EXTRACTED MATERIAL
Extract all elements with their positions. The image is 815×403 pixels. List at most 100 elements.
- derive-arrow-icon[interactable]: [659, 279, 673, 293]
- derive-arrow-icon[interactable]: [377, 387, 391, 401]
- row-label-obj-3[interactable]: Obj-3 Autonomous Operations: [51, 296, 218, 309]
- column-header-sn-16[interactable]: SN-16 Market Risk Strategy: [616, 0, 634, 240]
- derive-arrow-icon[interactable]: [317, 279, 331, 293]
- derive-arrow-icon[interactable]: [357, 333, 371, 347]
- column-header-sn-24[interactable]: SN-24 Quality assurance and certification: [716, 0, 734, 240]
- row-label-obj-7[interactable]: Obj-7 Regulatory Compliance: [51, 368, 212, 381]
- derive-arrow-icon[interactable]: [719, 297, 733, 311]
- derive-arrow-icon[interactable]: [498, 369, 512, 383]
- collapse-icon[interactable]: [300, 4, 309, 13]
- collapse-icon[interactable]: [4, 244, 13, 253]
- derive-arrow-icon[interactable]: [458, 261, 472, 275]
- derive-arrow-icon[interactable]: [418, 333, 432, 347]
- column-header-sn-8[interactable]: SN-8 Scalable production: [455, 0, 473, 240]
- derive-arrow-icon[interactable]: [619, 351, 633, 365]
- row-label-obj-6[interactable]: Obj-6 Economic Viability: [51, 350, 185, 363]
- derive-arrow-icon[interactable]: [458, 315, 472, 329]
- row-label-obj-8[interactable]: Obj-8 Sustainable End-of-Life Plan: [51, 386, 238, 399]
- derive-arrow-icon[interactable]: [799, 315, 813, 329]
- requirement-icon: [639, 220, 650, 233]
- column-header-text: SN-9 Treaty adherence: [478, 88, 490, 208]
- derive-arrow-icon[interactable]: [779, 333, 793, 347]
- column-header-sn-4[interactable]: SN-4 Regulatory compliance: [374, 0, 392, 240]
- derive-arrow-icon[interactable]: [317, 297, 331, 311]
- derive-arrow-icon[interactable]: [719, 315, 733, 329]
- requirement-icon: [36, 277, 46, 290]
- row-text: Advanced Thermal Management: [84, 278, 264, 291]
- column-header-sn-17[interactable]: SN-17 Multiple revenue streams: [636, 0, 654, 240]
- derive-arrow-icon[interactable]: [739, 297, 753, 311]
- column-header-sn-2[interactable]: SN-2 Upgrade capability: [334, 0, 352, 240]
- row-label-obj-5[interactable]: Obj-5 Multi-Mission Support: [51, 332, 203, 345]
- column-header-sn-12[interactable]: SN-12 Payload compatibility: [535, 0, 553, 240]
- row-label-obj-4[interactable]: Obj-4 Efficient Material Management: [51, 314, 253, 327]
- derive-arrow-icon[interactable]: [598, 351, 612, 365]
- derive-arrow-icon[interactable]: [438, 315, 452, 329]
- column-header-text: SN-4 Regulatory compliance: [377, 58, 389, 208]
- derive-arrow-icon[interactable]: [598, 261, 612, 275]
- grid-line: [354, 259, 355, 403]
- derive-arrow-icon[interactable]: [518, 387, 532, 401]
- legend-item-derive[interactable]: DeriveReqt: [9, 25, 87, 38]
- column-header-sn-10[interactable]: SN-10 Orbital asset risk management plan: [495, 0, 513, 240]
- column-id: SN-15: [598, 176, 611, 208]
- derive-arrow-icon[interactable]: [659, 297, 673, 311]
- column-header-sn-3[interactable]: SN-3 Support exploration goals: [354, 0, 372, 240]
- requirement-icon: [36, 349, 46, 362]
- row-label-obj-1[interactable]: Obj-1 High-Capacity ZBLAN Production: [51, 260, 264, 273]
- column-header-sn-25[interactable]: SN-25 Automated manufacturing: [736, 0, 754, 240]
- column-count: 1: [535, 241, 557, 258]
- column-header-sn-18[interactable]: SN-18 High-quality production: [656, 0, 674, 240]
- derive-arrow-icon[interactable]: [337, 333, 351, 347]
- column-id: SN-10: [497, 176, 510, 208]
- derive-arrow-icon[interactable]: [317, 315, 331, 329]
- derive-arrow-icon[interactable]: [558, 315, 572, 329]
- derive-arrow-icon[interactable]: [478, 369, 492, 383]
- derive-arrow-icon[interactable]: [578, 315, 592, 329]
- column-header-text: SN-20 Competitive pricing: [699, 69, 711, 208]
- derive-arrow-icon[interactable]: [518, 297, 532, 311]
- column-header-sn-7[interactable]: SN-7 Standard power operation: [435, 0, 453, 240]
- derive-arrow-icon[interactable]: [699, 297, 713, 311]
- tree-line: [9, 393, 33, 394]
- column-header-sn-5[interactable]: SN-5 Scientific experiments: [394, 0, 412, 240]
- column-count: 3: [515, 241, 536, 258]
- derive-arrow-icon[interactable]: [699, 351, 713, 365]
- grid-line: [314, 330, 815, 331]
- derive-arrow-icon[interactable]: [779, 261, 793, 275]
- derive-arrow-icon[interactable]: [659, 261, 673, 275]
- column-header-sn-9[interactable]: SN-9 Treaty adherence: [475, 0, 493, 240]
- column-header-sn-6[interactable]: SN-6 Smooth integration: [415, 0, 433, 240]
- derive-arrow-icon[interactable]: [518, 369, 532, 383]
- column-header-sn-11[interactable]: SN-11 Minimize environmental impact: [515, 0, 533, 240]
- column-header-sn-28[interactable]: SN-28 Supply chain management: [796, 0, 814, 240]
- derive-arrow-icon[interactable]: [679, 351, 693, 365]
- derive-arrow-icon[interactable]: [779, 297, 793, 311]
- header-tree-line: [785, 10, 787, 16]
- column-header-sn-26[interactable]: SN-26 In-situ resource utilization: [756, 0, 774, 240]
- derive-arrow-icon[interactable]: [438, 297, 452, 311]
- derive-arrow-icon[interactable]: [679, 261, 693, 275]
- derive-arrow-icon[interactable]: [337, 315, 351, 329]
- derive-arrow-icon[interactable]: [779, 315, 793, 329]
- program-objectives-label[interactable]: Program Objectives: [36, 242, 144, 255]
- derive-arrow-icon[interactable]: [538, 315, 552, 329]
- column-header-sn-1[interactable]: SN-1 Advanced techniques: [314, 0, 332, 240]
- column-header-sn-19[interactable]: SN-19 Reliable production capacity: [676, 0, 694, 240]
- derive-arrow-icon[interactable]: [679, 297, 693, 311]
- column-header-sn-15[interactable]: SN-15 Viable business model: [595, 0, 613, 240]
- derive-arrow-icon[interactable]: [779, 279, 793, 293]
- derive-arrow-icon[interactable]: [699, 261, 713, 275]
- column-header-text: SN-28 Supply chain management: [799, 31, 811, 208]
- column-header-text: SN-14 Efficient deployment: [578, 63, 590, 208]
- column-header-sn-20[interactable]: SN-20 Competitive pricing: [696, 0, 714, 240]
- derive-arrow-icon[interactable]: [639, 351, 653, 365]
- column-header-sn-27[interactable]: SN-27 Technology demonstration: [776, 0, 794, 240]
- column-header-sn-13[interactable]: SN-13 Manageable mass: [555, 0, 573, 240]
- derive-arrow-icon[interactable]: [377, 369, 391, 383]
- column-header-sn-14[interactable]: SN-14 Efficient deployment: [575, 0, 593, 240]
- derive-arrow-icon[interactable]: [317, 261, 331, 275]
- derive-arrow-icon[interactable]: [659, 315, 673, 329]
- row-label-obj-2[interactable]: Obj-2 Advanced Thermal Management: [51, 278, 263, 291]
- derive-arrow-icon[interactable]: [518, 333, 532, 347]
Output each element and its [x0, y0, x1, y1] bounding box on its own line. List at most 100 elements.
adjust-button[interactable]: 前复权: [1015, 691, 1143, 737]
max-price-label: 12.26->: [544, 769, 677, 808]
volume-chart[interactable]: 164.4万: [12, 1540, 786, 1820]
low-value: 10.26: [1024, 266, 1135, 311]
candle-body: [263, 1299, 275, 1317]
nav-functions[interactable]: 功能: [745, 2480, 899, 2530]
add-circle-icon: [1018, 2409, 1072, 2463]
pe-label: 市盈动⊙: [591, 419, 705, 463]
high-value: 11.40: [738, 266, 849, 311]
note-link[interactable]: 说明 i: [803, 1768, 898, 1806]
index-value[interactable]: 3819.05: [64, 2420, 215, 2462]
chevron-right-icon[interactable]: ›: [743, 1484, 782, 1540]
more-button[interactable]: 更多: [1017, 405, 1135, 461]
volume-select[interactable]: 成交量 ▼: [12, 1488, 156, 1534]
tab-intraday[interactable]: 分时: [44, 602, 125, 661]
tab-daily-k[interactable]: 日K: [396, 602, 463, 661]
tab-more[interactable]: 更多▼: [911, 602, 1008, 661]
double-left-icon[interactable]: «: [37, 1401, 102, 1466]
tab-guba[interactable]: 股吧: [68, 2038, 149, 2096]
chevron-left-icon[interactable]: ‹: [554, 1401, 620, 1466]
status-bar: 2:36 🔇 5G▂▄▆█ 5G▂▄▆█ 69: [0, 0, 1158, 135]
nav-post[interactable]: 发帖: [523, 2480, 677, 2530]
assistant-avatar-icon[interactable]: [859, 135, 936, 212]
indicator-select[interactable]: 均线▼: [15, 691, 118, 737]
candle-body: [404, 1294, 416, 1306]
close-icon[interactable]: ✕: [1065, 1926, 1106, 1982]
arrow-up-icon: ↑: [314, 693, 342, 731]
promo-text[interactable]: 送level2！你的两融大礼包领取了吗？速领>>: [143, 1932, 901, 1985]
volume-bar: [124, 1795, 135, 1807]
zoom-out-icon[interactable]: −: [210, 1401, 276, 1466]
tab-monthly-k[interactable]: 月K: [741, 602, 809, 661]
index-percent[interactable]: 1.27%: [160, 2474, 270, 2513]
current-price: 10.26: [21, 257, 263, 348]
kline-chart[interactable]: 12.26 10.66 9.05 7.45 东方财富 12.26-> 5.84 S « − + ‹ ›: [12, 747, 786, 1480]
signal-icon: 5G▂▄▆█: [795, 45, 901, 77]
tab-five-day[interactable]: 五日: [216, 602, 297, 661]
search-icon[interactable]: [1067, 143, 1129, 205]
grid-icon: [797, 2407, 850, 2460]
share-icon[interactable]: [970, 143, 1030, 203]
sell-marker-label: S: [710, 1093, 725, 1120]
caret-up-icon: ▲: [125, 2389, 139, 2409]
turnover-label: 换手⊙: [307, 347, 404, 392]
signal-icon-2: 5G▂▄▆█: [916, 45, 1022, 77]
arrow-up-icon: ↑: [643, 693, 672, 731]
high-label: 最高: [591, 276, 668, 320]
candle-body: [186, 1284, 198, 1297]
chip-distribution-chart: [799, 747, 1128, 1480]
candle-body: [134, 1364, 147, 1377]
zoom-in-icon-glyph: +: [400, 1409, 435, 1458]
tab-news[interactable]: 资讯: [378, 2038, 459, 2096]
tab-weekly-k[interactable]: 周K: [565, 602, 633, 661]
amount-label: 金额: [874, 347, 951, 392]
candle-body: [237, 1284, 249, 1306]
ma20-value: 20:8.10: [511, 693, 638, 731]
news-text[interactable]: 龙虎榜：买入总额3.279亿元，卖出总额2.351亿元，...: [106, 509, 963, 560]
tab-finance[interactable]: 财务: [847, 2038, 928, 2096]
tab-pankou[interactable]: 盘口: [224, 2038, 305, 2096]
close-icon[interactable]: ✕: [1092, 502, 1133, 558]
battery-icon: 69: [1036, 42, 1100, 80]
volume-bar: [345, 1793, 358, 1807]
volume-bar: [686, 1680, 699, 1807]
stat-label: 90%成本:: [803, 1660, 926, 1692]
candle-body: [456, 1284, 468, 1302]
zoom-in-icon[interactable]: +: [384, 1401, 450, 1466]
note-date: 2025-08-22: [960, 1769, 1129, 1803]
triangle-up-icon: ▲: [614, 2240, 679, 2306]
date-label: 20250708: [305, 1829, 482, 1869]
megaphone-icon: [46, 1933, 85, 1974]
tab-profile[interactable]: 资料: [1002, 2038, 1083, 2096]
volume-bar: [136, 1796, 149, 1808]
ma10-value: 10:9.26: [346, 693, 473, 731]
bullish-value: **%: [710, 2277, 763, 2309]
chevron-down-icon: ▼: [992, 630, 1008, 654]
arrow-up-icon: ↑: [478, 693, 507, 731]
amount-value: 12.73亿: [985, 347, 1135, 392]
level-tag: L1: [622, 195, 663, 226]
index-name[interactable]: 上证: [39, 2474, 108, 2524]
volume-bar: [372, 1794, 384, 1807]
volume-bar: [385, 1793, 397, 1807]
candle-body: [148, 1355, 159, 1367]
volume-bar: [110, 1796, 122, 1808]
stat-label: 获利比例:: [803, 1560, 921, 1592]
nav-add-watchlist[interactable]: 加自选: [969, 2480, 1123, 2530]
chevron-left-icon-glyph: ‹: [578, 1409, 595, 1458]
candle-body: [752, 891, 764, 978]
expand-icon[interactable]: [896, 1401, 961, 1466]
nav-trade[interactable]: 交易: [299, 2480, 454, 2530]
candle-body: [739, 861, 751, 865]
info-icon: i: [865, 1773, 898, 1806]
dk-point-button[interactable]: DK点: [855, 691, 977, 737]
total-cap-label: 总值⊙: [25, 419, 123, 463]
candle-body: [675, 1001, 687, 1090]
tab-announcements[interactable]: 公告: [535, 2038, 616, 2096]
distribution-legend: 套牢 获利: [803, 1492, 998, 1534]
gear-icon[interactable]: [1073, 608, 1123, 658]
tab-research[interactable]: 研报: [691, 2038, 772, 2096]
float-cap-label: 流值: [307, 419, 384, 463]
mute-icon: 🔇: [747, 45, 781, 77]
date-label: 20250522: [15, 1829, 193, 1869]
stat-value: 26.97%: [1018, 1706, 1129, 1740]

YOUR GOAL
Reproduce the entries above word for word, from the very first line through the line containing "- derive-arrow-icon[interactable]: [317, 279, 331, 293]", both included.

RIGHT ANSWER
Extract all elements with their positions. The image is 815×403 pixels. List at most 100 elements.
- derive-arrow-icon[interactable]: [659, 279, 673, 293]
- derive-arrow-icon[interactable]: [377, 387, 391, 401]
- row-label-obj-3[interactable]: Obj-3 Autonomous Operations: [51, 296, 218, 309]
- column-header-sn-16[interactable]: SN-16 Market Risk Strategy: [616, 0, 634, 240]
- derive-arrow-icon[interactable]: [317, 279, 331, 293]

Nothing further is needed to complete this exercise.